▶ [Task requirements] Find each line with the word "JSON" and copy it.

▶ [Entries provided]
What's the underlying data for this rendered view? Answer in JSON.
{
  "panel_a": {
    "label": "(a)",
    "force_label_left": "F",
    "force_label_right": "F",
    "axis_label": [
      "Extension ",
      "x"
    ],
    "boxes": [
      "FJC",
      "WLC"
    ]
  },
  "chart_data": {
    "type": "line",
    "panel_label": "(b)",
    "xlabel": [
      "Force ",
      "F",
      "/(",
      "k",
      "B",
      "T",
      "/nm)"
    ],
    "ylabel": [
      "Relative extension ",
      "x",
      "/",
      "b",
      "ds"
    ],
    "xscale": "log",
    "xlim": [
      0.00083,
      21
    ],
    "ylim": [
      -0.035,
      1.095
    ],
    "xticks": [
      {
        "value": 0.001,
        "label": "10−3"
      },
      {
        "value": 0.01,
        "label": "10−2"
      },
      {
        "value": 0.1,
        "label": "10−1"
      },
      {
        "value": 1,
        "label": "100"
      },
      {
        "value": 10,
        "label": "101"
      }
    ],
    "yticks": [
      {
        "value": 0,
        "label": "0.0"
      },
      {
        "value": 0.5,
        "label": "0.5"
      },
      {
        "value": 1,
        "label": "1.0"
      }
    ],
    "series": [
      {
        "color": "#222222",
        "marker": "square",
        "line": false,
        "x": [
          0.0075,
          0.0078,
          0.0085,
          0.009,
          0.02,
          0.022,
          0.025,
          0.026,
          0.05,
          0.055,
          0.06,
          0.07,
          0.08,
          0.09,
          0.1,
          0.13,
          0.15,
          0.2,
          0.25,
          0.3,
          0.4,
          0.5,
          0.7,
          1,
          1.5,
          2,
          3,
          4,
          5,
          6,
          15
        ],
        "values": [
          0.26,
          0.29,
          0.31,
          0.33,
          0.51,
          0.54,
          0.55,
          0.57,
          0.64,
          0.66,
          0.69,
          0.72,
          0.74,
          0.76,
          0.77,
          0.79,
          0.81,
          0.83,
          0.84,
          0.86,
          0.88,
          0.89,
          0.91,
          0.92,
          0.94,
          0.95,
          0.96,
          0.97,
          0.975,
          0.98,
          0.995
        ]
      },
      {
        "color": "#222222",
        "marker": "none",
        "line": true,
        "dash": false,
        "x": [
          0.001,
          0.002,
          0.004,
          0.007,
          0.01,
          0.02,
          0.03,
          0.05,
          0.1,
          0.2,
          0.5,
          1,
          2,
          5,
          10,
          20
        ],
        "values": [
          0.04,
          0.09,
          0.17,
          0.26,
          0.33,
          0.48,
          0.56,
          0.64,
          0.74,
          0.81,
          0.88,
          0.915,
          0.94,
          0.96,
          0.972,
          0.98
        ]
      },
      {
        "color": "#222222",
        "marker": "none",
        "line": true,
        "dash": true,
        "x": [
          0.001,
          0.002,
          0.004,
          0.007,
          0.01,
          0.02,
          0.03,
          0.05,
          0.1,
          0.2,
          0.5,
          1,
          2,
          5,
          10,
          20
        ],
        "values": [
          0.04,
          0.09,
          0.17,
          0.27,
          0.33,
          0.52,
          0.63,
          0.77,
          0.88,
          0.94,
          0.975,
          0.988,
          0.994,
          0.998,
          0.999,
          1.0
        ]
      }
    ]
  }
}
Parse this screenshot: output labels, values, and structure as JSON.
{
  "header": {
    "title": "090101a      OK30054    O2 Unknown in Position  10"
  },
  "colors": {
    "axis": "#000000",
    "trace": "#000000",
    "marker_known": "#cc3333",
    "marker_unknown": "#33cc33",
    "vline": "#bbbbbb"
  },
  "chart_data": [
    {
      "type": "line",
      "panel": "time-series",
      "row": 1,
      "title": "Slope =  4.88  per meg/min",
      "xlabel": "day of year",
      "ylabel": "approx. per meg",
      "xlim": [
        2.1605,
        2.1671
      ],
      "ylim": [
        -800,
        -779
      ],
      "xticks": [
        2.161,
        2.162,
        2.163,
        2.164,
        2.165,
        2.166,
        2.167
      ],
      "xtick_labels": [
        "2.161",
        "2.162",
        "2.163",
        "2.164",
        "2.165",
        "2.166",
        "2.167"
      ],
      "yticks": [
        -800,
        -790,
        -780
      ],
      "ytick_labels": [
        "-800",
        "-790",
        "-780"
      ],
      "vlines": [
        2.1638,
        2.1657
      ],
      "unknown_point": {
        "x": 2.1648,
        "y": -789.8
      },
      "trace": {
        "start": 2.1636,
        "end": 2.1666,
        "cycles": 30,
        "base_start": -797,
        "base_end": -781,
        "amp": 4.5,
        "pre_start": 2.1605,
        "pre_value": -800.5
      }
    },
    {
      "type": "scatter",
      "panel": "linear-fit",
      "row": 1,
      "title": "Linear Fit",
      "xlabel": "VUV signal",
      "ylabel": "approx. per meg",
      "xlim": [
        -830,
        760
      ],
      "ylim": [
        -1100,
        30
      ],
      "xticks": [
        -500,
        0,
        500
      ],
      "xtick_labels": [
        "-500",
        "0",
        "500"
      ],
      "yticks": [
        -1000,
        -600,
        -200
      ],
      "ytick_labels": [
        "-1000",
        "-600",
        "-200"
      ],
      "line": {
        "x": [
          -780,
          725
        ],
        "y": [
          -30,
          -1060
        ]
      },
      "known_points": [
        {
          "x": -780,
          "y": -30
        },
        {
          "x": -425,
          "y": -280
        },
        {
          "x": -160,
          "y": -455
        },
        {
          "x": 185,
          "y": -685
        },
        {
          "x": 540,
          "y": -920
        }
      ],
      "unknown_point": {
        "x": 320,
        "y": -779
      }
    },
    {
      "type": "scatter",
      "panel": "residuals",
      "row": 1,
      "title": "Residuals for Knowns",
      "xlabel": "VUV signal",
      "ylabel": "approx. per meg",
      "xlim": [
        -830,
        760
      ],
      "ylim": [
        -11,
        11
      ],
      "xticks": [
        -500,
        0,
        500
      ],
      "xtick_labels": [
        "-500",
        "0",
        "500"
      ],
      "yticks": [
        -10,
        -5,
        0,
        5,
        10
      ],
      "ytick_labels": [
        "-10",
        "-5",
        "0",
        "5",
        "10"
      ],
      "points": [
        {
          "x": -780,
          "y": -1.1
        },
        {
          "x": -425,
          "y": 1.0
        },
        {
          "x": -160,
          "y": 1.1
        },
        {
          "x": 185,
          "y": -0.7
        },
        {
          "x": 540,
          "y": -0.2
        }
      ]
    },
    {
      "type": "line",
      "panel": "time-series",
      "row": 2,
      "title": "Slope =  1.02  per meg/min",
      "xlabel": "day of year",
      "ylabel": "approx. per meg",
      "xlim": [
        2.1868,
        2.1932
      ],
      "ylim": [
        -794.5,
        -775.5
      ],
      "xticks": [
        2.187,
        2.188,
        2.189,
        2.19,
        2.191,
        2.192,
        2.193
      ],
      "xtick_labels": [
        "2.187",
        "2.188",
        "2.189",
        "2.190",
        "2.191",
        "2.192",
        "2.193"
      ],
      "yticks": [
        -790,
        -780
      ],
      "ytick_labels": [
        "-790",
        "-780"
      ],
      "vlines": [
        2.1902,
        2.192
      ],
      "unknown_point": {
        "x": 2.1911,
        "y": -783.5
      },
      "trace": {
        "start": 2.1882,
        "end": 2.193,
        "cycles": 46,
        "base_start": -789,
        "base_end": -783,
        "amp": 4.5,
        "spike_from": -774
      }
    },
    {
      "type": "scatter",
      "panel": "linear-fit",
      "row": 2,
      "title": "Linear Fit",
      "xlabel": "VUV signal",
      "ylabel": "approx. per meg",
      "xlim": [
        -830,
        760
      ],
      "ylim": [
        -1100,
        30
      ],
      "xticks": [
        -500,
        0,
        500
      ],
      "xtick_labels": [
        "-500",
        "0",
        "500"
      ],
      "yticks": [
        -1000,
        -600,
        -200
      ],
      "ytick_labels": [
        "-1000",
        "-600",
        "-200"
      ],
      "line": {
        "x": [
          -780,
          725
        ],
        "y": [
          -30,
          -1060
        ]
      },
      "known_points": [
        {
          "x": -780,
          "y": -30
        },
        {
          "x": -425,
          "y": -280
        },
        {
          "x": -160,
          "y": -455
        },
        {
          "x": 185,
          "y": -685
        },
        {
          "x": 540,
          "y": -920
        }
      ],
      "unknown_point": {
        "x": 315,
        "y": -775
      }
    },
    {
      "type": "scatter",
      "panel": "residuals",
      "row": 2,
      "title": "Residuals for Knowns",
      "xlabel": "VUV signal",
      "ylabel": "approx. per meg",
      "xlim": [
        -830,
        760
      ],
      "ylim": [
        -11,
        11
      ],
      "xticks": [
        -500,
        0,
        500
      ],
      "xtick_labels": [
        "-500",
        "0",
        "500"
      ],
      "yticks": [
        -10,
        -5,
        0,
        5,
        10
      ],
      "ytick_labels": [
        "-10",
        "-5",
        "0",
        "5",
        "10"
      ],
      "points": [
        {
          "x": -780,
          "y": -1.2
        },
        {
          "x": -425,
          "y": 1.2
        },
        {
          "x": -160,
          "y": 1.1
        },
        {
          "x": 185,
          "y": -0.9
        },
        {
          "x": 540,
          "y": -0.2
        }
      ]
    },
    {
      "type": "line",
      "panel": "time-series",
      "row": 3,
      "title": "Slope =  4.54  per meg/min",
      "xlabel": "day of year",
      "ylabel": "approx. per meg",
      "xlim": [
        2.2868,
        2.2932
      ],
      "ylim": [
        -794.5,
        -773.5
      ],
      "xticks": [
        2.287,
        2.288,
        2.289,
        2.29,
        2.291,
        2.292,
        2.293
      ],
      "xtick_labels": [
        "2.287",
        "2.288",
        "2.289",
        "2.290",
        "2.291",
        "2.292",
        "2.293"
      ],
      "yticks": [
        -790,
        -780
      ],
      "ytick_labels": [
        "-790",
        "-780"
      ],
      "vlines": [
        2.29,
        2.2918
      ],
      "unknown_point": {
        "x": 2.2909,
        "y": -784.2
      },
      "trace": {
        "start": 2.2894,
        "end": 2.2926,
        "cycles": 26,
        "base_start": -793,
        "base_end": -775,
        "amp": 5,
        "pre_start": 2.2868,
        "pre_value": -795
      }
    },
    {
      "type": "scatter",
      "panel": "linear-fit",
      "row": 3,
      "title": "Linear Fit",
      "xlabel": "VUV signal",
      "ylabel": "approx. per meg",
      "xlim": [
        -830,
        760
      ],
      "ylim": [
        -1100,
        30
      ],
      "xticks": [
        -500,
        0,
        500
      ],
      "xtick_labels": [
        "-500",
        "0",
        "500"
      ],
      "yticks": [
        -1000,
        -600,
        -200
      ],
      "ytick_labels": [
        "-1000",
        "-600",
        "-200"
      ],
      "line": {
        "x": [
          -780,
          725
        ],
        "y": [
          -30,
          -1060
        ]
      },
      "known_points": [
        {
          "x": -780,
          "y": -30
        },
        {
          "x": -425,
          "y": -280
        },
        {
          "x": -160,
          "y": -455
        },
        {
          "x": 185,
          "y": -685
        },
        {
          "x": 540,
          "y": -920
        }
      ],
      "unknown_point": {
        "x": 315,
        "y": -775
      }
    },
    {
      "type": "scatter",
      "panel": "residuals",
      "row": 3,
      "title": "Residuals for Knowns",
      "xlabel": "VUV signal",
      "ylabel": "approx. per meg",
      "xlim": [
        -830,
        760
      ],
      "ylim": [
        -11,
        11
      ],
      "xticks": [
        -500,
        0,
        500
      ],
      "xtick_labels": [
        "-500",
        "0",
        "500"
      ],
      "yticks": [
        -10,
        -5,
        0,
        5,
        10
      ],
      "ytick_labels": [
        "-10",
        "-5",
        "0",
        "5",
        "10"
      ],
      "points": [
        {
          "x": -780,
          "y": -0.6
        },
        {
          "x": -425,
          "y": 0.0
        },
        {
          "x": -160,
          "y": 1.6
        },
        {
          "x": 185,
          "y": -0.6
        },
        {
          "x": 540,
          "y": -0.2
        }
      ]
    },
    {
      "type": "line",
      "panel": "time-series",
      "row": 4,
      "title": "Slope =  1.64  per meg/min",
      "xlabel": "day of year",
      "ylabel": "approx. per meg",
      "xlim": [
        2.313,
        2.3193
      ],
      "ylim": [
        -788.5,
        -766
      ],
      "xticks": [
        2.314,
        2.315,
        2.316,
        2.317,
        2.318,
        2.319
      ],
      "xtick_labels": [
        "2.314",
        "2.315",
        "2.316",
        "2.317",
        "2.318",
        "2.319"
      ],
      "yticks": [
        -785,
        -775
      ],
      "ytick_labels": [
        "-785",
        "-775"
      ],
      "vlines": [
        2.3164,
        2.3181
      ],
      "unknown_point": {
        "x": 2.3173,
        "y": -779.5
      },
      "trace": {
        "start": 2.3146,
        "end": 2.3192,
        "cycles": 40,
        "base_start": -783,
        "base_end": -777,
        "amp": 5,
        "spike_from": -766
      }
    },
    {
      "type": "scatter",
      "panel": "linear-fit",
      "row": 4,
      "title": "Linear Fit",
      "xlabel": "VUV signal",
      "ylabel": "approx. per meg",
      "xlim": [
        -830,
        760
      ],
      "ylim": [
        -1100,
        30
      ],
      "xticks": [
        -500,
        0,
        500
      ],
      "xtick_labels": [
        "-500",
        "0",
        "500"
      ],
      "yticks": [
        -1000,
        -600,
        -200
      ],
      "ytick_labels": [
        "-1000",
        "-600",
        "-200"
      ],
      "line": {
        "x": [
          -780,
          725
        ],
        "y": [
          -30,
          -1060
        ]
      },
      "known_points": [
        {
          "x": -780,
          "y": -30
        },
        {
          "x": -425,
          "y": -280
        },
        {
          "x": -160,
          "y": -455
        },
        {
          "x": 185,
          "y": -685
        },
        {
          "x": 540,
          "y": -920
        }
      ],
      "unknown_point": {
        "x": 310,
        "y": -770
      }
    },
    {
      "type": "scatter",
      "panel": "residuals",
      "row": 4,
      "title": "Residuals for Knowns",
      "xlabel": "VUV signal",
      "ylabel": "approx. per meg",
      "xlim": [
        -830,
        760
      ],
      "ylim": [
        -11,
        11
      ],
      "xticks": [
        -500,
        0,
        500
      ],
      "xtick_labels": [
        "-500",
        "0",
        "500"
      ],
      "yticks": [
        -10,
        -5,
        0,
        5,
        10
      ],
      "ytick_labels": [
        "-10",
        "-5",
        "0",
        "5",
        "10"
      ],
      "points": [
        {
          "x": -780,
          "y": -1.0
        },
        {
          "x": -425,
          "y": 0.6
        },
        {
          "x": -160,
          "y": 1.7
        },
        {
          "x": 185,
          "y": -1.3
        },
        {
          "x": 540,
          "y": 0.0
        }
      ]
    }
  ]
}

▶ [Task solution]
What's the underlying data for this rendered view? Answer in JSON.
Parse this screenshot: output labels, values, and structure as JSON.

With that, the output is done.